Input for this task:
** Start **
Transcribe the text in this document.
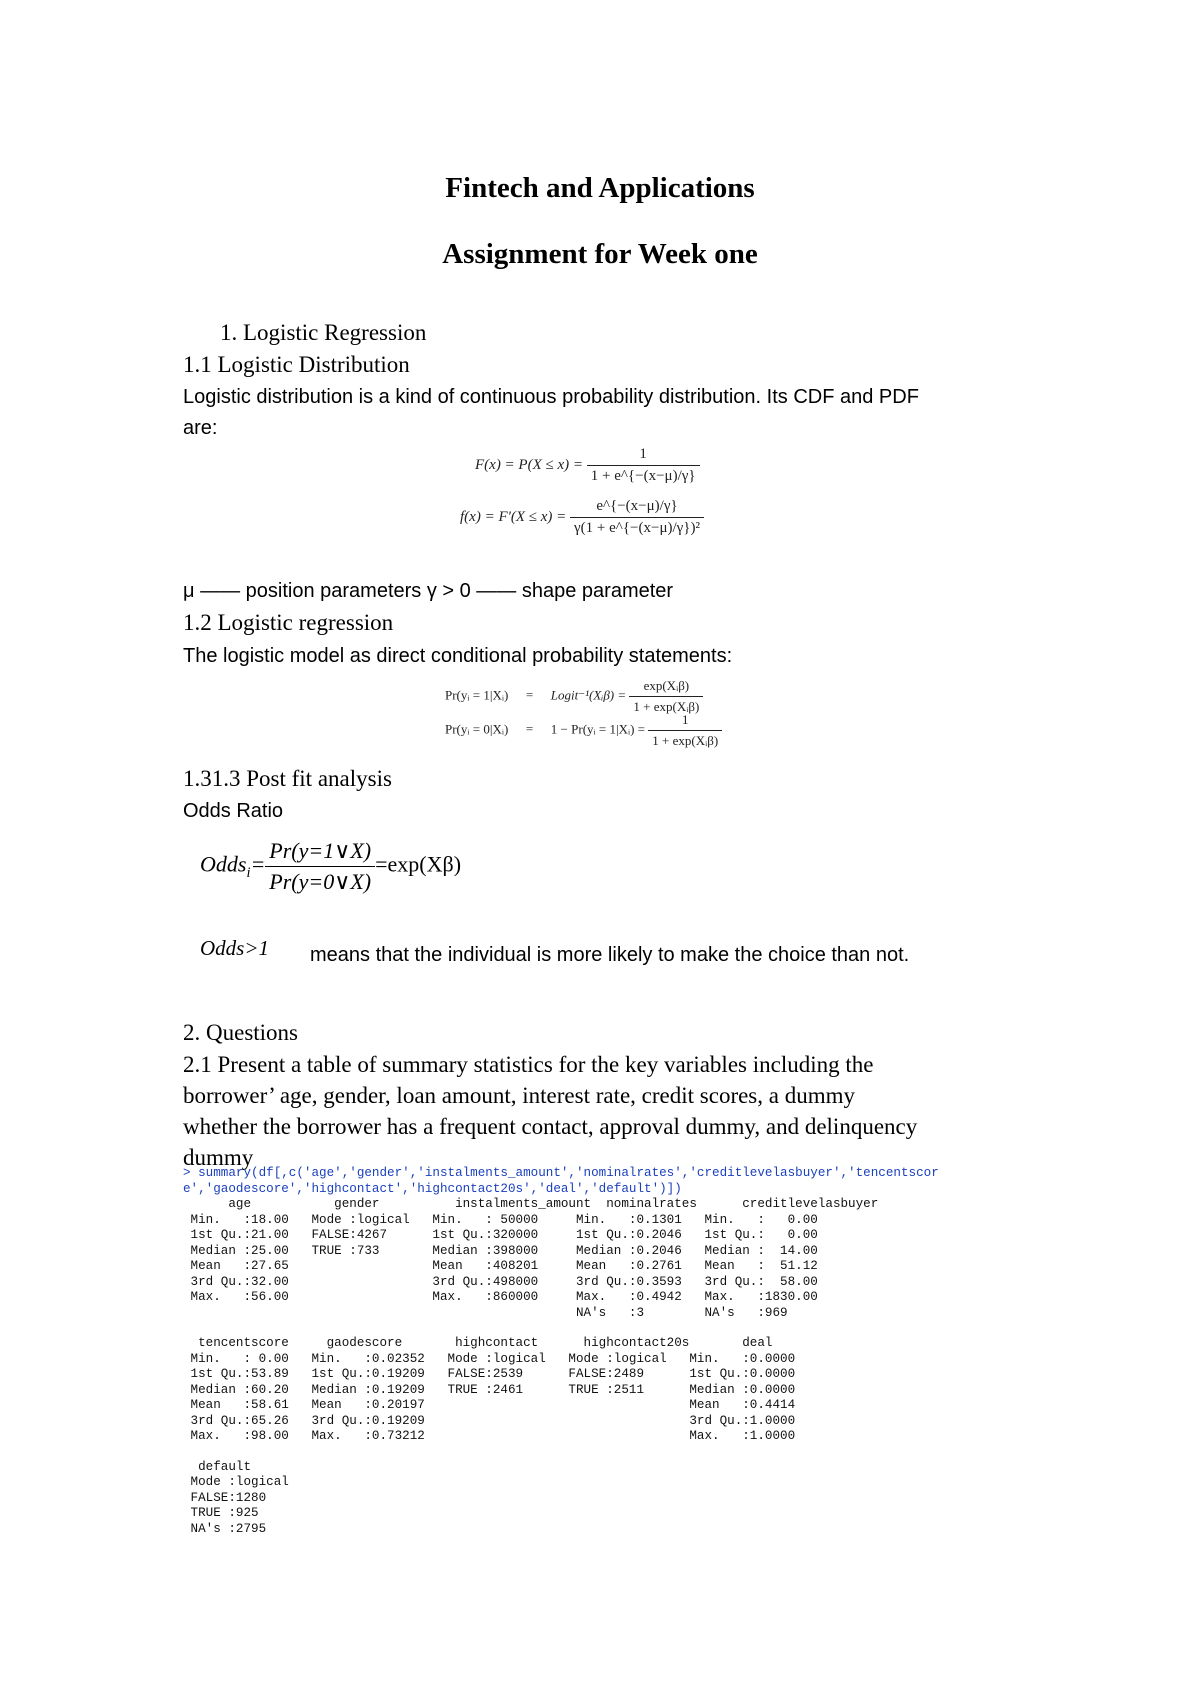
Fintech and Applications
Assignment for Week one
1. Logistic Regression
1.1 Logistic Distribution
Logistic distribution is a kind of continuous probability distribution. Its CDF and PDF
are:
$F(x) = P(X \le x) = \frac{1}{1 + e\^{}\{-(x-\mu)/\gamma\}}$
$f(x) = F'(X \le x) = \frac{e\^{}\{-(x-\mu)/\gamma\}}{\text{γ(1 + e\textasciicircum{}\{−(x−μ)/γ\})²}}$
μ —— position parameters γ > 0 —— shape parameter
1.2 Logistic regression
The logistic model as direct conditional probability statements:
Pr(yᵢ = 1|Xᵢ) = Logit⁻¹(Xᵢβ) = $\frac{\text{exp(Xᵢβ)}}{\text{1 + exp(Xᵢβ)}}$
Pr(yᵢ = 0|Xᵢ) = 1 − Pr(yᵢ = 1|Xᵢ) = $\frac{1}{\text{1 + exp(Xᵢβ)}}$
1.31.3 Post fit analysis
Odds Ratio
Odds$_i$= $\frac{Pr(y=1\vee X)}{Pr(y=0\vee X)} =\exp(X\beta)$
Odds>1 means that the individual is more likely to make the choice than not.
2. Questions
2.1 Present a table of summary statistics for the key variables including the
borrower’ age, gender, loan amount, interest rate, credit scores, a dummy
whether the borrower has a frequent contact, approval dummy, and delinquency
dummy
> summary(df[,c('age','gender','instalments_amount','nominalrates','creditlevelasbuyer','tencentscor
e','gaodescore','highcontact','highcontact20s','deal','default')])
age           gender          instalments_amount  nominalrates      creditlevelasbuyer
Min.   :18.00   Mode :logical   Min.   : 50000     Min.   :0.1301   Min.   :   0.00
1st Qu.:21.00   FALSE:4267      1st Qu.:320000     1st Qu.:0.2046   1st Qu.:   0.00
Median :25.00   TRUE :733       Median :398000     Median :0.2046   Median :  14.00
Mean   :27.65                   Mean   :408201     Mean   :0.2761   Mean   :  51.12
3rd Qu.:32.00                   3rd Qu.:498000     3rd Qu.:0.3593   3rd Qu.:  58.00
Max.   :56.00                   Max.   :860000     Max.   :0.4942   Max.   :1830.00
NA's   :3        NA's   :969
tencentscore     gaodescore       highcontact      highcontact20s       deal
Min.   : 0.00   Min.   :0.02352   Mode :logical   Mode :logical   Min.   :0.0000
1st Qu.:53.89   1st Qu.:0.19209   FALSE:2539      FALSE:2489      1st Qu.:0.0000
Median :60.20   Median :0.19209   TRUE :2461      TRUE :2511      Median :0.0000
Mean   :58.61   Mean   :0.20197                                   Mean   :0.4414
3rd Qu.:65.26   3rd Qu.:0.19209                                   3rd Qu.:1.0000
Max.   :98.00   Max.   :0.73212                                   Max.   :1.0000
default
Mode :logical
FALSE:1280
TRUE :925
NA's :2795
** End **
Short task: Scan the listing above. Collect all lines with the word "summary".

Solution for this problem:
2.1 Present a table of summary statistics for the key variables including the
> summary(df[,c('age','gender','instalments_amount','nominalrates','creditlevelasbuyer','tencentscor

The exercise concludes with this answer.